PROBLEM STATEMENT:
Could you rewrite every line of the data below as a JSON list of strings, one string per line, with blank lines skipped and the pictures left out?

☆ ☆ ☆ ☆ ☆ ☆ ☆

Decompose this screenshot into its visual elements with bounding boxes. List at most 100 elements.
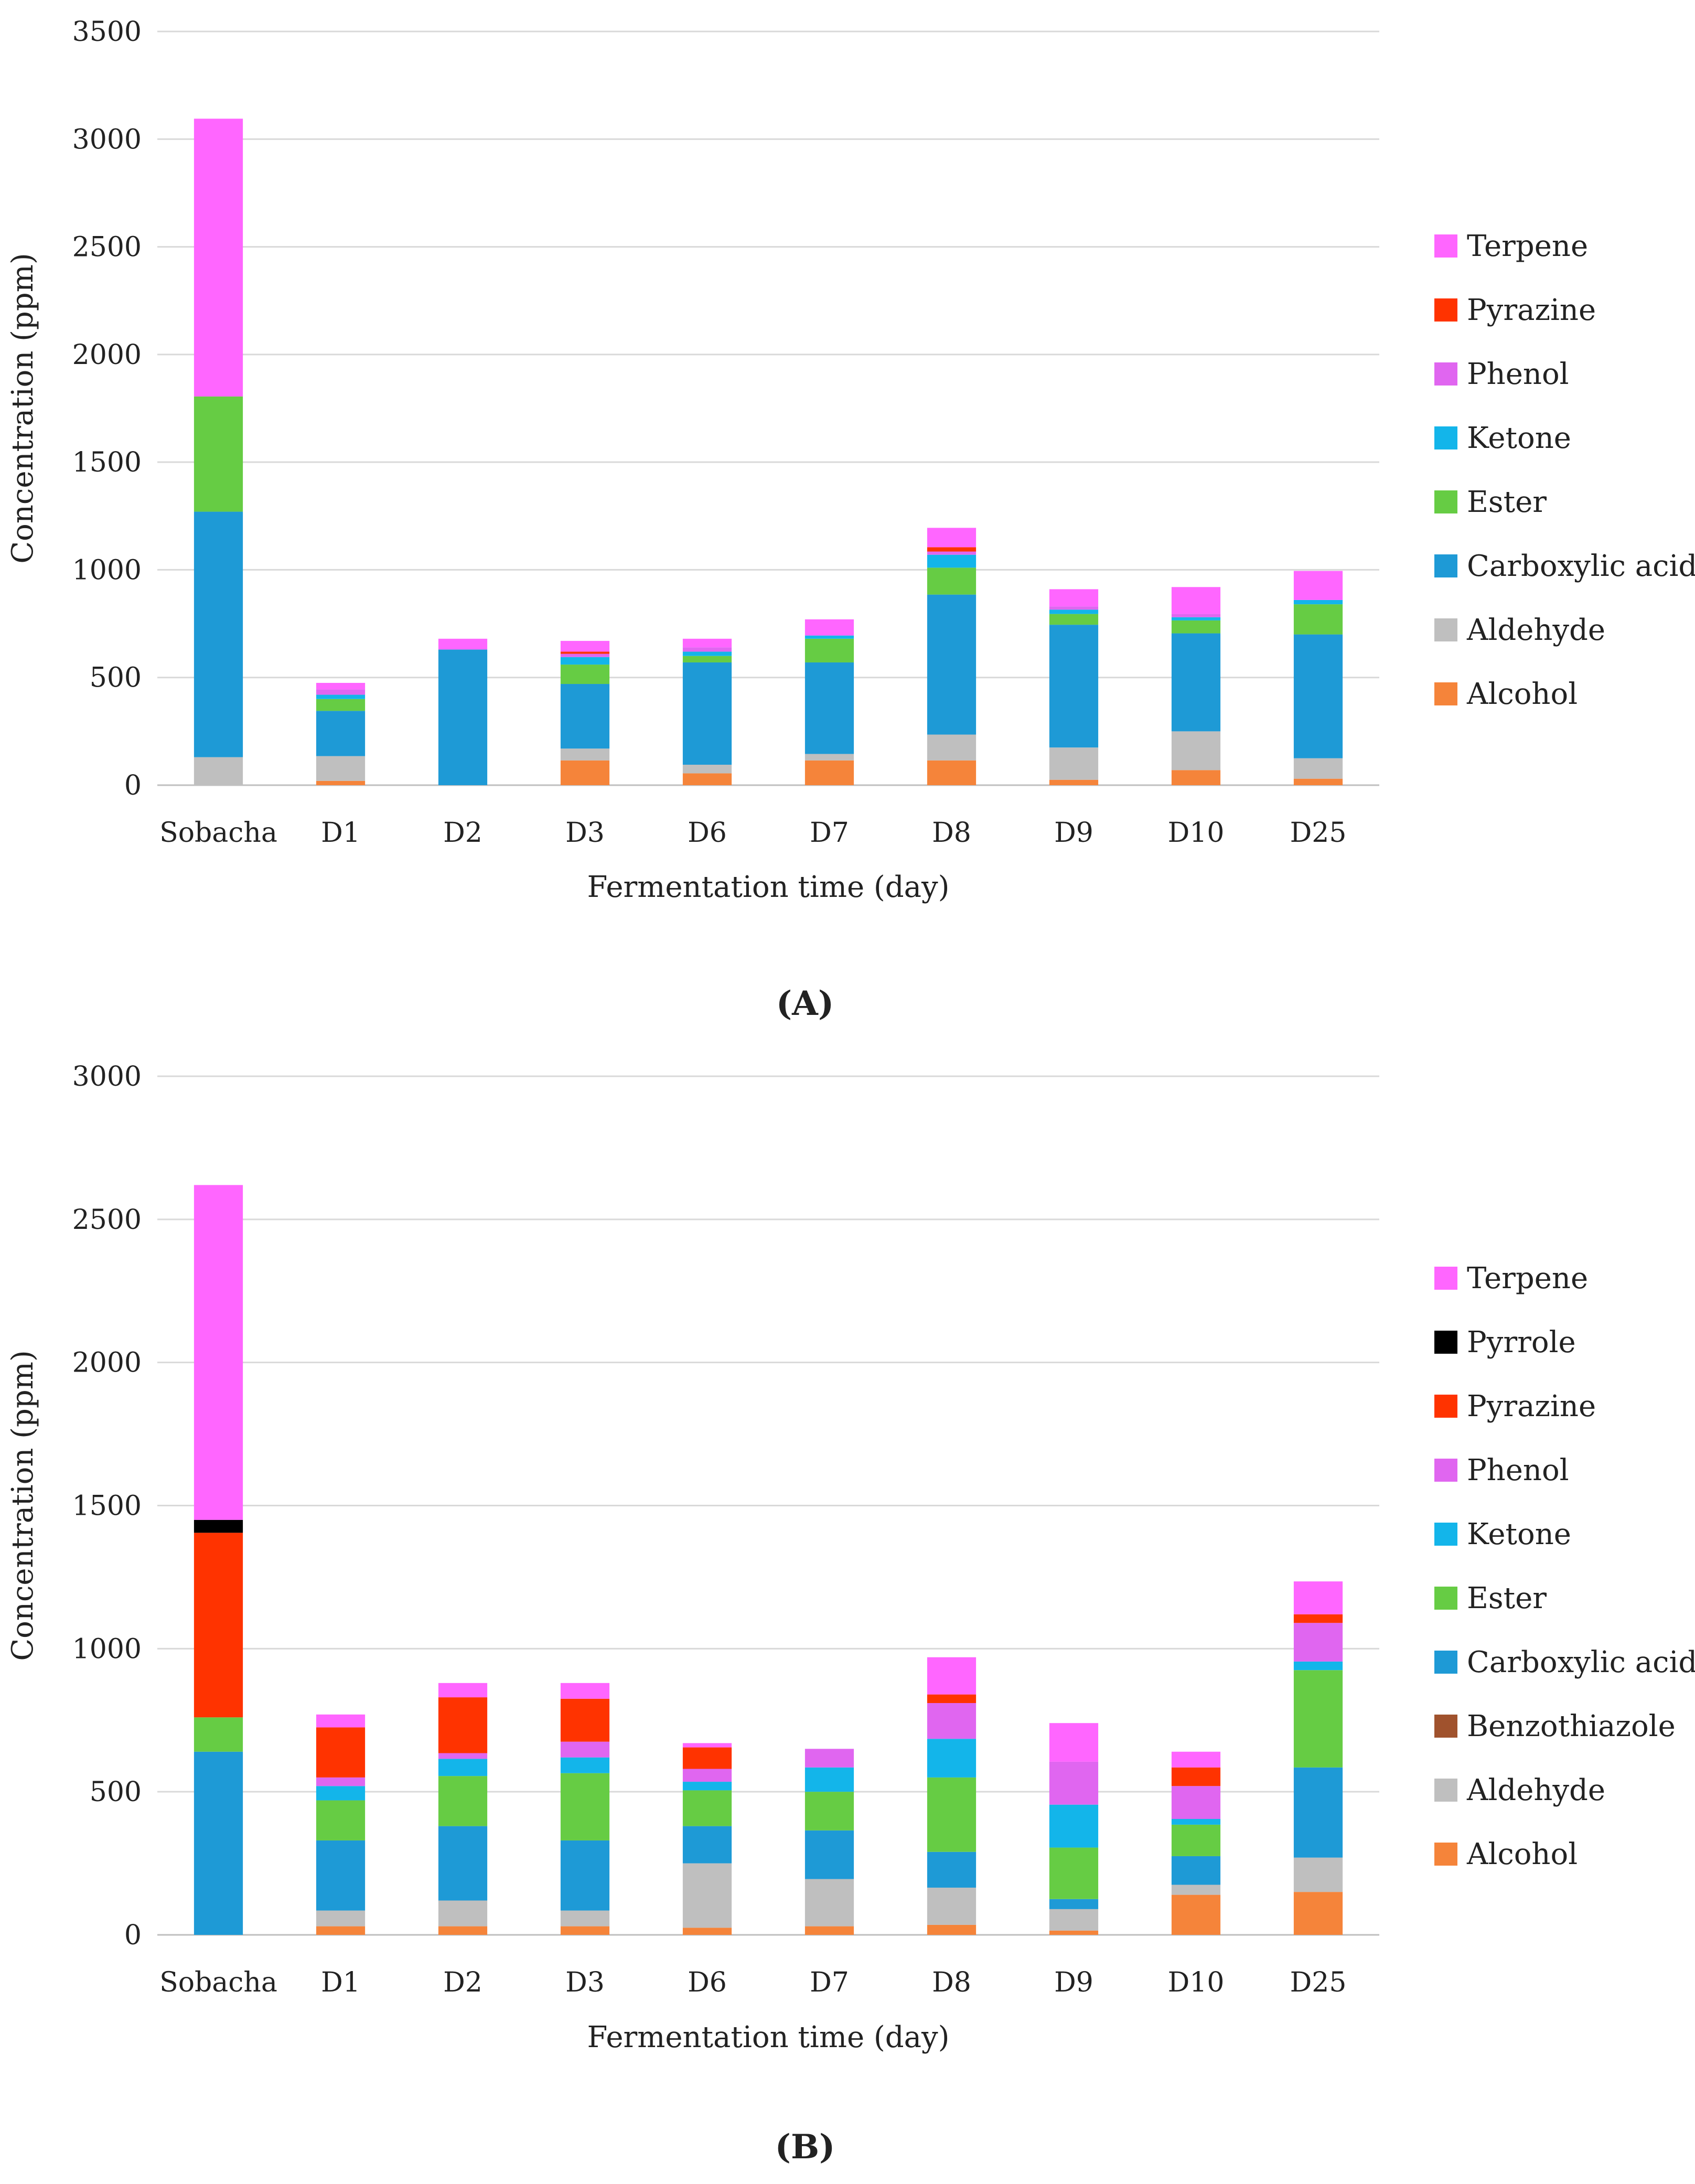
bar-segment-aldehyde-d6 <box>682 1863 732 1928</box>
bar-segment-ketone-d25 <box>1293 599 1343 605</box>
legend-swatch-terpene <box>1434 1267 1457 1290</box>
legend-label-phenol: Phenol <box>1467 357 1569 391</box>
bar-segment-terpene-d25 <box>1293 1581 1343 1614</box>
bar-segment-phenol-d6 <box>682 647 732 652</box>
y-tick-label: 0 <box>124 1920 142 1951</box>
bar-segment-ketone-d7 <box>804 1767 854 1792</box>
bar-segment-alcohol-d8 <box>927 1924 977 1935</box>
bar-segment-phenol-d2 <box>438 1753 488 1759</box>
bar-segment-ester-d3 <box>560 665 610 684</box>
bar-segment-carboxylic-acid-d7 <box>804 1830 854 1879</box>
y-tick-label: 2000 <box>72 339 142 371</box>
x-axis-title: Fermentation time (day) <box>587 2020 950 2054</box>
bar-segment-carboxylic-acid-sobacha <box>194 1751 243 1935</box>
bar-segment-alcohol-d25 <box>1293 1892 1343 1935</box>
legend-label-pyrazine: Pyrazine <box>1467 293 1596 327</box>
bar-segment-aldehyde-d8 <box>927 734 977 761</box>
bar-segment-aldehyde-d7 <box>804 754 854 761</box>
bar-segment-phenol-d3 <box>560 654 610 657</box>
x-tick-label: D9 <box>1054 817 1093 849</box>
legend-swatch-alcohol <box>1434 682 1457 705</box>
y-tick-label: 3000 <box>72 124 142 155</box>
bar-segment-pyrazine-d1 <box>316 1727 366 1778</box>
bar-segment-carboxylic-acid-d3 <box>560 684 610 749</box>
x-tick-label: D3 <box>565 817 605 849</box>
bar-segment-alcohol-d8 <box>927 760 977 785</box>
bar-segment-aldehyde-d7 <box>804 1879 854 1926</box>
bar-segment-phenol-d10 <box>1171 614 1221 617</box>
bar-segment-alcohol-d9 <box>1049 1930 1099 1935</box>
bar-segment-ketone-d3 <box>560 657 610 665</box>
bar-segment-aldehyde-sobacha <box>194 757 243 785</box>
x-tick-label: D8 <box>932 817 971 849</box>
x-tick-label: D6 <box>688 817 727 849</box>
bar-segment-alcohol-d2 <box>438 1926 488 1935</box>
bar-segment-alcohol-d10 <box>1171 770 1221 785</box>
bar-segment-terpene-d3 <box>560 1683 610 1699</box>
bar-segment-ketone-d1 <box>316 1786 366 1801</box>
bar-segment-terpene-d9 <box>1049 589 1099 607</box>
bar-segment-aldehyde-d25 <box>1293 758 1343 779</box>
bar-segment-carboxylic-acid-d25 <box>1293 1767 1343 1858</box>
bar-segment-carboxylic-acid-d6 <box>682 1826 732 1864</box>
bar-segment-aldehyde-d2 <box>438 1900 488 1926</box>
bar-segment-pyrazine-d3 <box>560 651 610 654</box>
bar-segment-alcohol-d6 <box>682 1928 732 1935</box>
bar-segment-pyrazine-d8 <box>927 547 977 552</box>
bar-segment-terpene-d10 <box>1171 587 1221 614</box>
bar-segment-pyrazine-d25 <box>1293 1614 1343 1623</box>
bar-segment-aldehyde-d1 <box>316 1910 366 1926</box>
bar-segment-ester-sobacha <box>194 1717 243 1752</box>
x-tick-label: D25 <box>1290 817 1347 849</box>
x-tick-label: D2 <box>443 817 482 849</box>
bar-segment-ester-d7 <box>804 638 854 662</box>
bar-segment-terpene-d2 <box>438 1683 488 1698</box>
y-tick-label: 1000 <box>72 1633 142 1665</box>
x-tick-label: D10 <box>1168 817 1225 849</box>
x-tick-label: D1 <box>321 1967 360 1998</box>
x-tick-label: D2 <box>443 1967 482 1998</box>
y-axis-title: Concentration (ppm) <box>6 1350 40 1661</box>
bar-segment-alcohol-d10 <box>1171 1894 1221 1935</box>
y-axis-title: Concentration (ppm) <box>6 253 40 563</box>
x-tick-label: D8 <box>932 1967 971 1998</box>
bar-segment-terpene-d8 <box>927 528 977 548</box>
x-tick-label: Sobacha <box>159 817 277 849</box>
legend-swatch-pyrrole <box>1434 1331 1457 1354</box>
bar-segment-carboxylic-acid-sobacha <box>194 511 243 757</box>
legend-label-pyrrole: Pyrrole <box>1467 1325 1576 1359</box>
bar-segment-phenol-d8 <box>927 1703 977 1739</box>
y-tick-label: 1000 <box>72 554 142 586</box>
bar-segment-ketone-d3 <box>560 1757 610 1773</box>
bar-segment-ester-d7 <box>804 1792 854 1830</box>
legend-swatch-alcohol <box>1434 1843 1457 1866</box>
bar-segment-carboxylic-acid-d10 <box>1171 633 1221 732</box>
bar-segment-ketone-d10 <box>1171 1819 1221 1825</box>
legend-swatch-ester <box>1434 490 1457 513</box>
bar-segment-carboxylic-acid-d25 <box>1293 634 1343 758</box>
legend-label-aldehyde: Aldehyde <box>1466 1773 1605 1807</box>
bar-segment-carboxylic-acid-d2 <box>438 1826 488 1901</box>
bar-segment-alcohol-d3 <box>560 760 610 785</box>
legend-label-terpene: Terpene <box>1467 229 1588 263</box>
bar-segment-carboxylic-acid-d10 <box>1171 1856 1221 1885</box>
legend-label-phenol: Phenol <box>1467 1453 1569 1487</box>
bar-segment-terpene-d25 <box>1293 571 1343 600</box>
legend-swatch-phenol <box>1434 362 1457 386</box>
bar-segment-carboxylic-acid-d1 <box>316 1840 366 1911</box>
legend-swatch-aldehyde <box>1434 1779 1457 1802</box>
bar-segment-ketone-d7 <box>804 635 854 639</box>
legend-label-ester: Ester <box>1467 485 1547 519</box>
legend-swatch-carboxylic-acid <box>1434 1651 1457 1674</box>
bar-segment-terpene-d1 <box>316 682 366 690</box>
bar-segment-ester-d3 <box>560 1773 610 1840</box>
bar-segment-alcohol-d7 <box>804 1926 854 1935</box>
bar-segment-carboxylic-acid-d9 <box>1049 625 1099 748</box>
chart-a: 0 500 1000 1500 2000 2500 3000 3500 Sobacha D1 D2 D… <box>6 16 1695 1023</box>
bar-segment-ketone-d8 <box>927 554 977 568</box>
legend-label-ketone: Ketone <box>1467 1517 1571 1551</box>
legend-swatch-phenol <box>1434 1459 1457 1482</box>
bar-segment-ketone-d1 <box>316 694 366 699</box>
legend-label-pyrazine: Pyrazine <box>1467 1389 1596 1423</box>
bar-segment-phenol-d9 <box>1049 1761 1099 1805</box>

☆ ☆ ☆ ☆ ☆ ☆ ☆

RIGHT ANSWER:
[
  "Decompose this screenshot into its visual elements with bounding boxes. List at most 100 elements.",
  "bar-segment-aldehyde-d6 <box>682 1863 732 1928</box>",
  "bar-segment-ketone-d25 <box>1293 599 1343 605</box>",
  "legend-swatch-terpene <box>1434 1267 1457 1290</box>",
  "legend-label-phenol: Phenol <box>1467 357 1569 391</box>",
  "bar-segment-terpene-d25 <box>1293 1581 1343 1614</box>",
  "bar-segment-phenol-d6 <box>682 647 732 652</box>",
  "y-tick-label: 0 <box>124 1920 142 1951</box>",
  "bar-segment-ketone-d7 <box>804 1767 854 1792</box>",
  "bar-segment-alcohol-d8 <box>927 1924 977 1935</box>",
  "bar-segment-phenol-d2 <box>438 1753 488 1759</box>",
  "bar-segment-ester-d3 <box>560 665 610 684</box>",
  "bar-segment-carboxylic-acid-d7 <box>804 1830 854 1879</box>",
  "y-tick-label: 2000 <box>72 339 142 371</box>",
  "x-axis-title: Fermentation time (day) <box>587 2020 950 2054</box>",
  "bar-segment-carboxylic-acid-sobacha <box>194 1751 243 1935</box>",
  "bar-segment-alcohol-d25 <box>1293 1892 1343 1935</box>",
  "legend-label-pyrazine: Pyrazine <box>1467 293 1596 327</box>",
  "bar-segment-aldehyde-d8 <box>927 734 977 761</box>",
  "bar-segment-aldehyde-d7 <box>804 754 854 761</box>",
  "bar-segment-phenol-d3 <box>560 654 610 657</box>",
  "x-tick-label: D9 <box>1054 817 1093 849</box>",
  "legend-swatch-alcohol <box>1434 682 1457 705</box>",
  "y-tick-label: 3000 <box>72 124 142 155</box>",
  "bar-segment-pyrazine-d1 <box>316 1727 366 1778</box>",
  "bar-segment-carboxylic-acid-d3 <box>560 684 610 749</box>",
  "x-tick-label: D3 <box>565 817 605 849</box>",
  "bar-segment-alcohol-d8 <box>927 760 977 785</box>",
  "bar-segment-aldehyde-d7 <box>804 1879 854 1926</box>",
  "bar-segment-phenol-d10 <box>1171 614 1221 617</box>",
  "bar-segment-alcohol-d9 <box>1049 1930 1099 1935</box>",
  "bar-segment-ketone-d3 <box>560 657 610 665</box>",
  "bar-segment-aldehyde-sobacha <box>194 757 243 785</box>",
  "x-tick-label: D8 <box>932 817 971 849</box>",
  "x-tick-label: D6 <box>688 817 727 849</box>",
  "bar-segment-alcohol-d2 <box>438 1926 488 1935</box>",
  "bar-segment-alcohol-d10 <box>1171 770 1221 785</box>",
  "bar-segment-terpene-d3 <box>560 1683 610 1699</box>",
  "bar-segment-ketone-d1 <box>316 1786 366 1801</box>",
  "bar-segment-terpene-d9 <box>1049 589 1099 607</box>",
  "bar-segment-aldehyde-d25 <box>1293 758 1343 779</box>",
  "bar-segment-carboxylic-acid-d25 <box>1293 1767 1343 1858</box>",
  "bar-segment-carboxylic-acid-d6 <box>682 1826 732 1864</box>",
  "bar-segment-aldehyde-d2 <box>438 1900 488 1926</box>",
  "bar-segment-pyrazine-d3 <box>560 651 610 654</box>",
  "bar-segment-alcohol-d6 <box>682 1928 732 1935</box>",
  "bar-segment-pyrazine-d8 <box>927 547 977 552</box>",
  "bar-segment-terpene-d10 <box>1171 587 1221 614</box>",
  "bar-segment-pyrazine-d25 <box>1293 1614 1343 1623</box>",
  "bar-segment-aldehyde-d1 <box>316 1910 366 1926</box>",
  "bar-segment-ester-sobacha <box>194 1717 243 1752</box>",
  "x-tick-label: D25 <box>1290 817 1347 849</box>",
  "x-tick-label: D2 <box>443 817 482 849</box>",
  "bar-segment-ester-d7 <box>804 638 854 662</box>",
  "bar-segment-terpene-d2 <box>438 1683 488 1698</box>",
  "y-tick-label: 1000 <box>72 1633 142 1665</box>",
  "x-tick-label: D10 <box>1168 817 1225 849</box>",
  "x-tick-label: D1 <box>321 1967 360 1998</box>",
  "x-tick-label: D2 <box>443 1967 482 1998</box>",
  "y-axis-title: Concentration (ppm) <box>6 1350 40 1661</box>",
  "bar-segment-alcohol-d10 <box>1171 1894 1221 1935</box>",
  "y-axis-title: Concentration (ppm) <box>6 253 40 563</box>",
  "x-tick-label: D8 <box>932 1967 971 1998</box>",
  "bar-segment-terpene-d8 <box>927 528 977 548</box>",
  "x-tick-label: Sobacha <box>159 817 277 849</box>",
  "legend-swatch-pyrrole <box>1434 1331 1457 1354</box>",
  "bar-segment-carboxylic-acid-sobacha <box>194 511 243 757</box>",
  "legend-label-pyrrole: Pyrrole <box>1467 1325 1576 1359</box>",
  "bar-segment-phenol-d8 <box>927 1703 977 1739</box>",
  "y-tick-label: 1000 <box>72 554 142 586</box>",
  "bar-segment-ketone-d3 <box>560 1757 610 1773</box>",
  "bar-segment-ester-d7 <box>804 1792 854 1830</box>",
  "legend-swatch-alcohol <box>1434 1843 1457 1866</box>",
  "bar-segment-carboxylic-acid-d10 <box>1171 633 1221 732</box>",
  "bar-segment-ketone-d10 <box>1171 1819 1221 1825</box>",
  "legend-swatch-ester <box>1434 490 1457 513</box>",
  "bar-segment-carboxylic-acid-d25 <box>1293 634 1343 758</box>",
  "legend-label-aldehyde: Aldehyde <box>1466 1773 1605 1807</box>",
  "bar-segment-carboxylic-acid-d2 <box>438 1826 488 1901</box>",
  "bar-segment-alcohol-d3 <box>560 760 610 785</box>",
  "legend-label-terpene: Terpene <box>1467 229 1588 263</box>",
  "bar-segment-carboxylic-acid-d10 <box>1171 1856 1221 1885</box>",
  "legend-label-phenol: Phenol <box>1467 1453 1569 1487</box>",
  "bar-segment-terpene-d25 <box>1293 571 1343 600</box>",
  "legend-swatch-phenol <box>1434 362 1457 386</box>",
  "bar-segment-carboxylic-acid-d1 <box>316 1840 366 1911</box>",
  "legend-swatch-aldehyde <box>1434 1779 1457 1802</box>",
  "bar-segment-ketone-d7 <box>804 635 854 639</box>",
  "legend-label-ester: Ester <box>1467 485 1547 519</box>",
  "legend-swatch-carboxylic-acid <box>1434 1651 1457 1674</box>",
  "bar-segment-terpene-d1 <box>316 682 366 690</box>",
  "bar-segment-ester-d3 <box>560 1773 610 1840</box>",
  "bar-segment-alcohol-d7 <box>804 1926 854 1935</box>",
  "bar-segment-carboxylic-acid-d9 <box>1049 625 1099 748</box>",
  "chart-a: 0 500 1000 1500 2000 2500 3000 3500 Sobacha D1 D2 D… <box>6 16 1695 1023</box>",
  "bar-segment-ketone-d8 <box>927 554 977 568</box>",
  "legend-label-ketone: Ketone <box>1467 1517 1571 1551</box>",
  "legend-swatch-phenol <box>1434 1459 1457 1482</box>",
  "bar-segment-ketone-d1 <box>316 694 366 699</box>",
  "legend-label-pyrazine: Pyrazine <box>1467 1389 1596 1423</box>",
  "bar-segment-phenol-d9 <box>1049 1761 1099 1805</box>"
]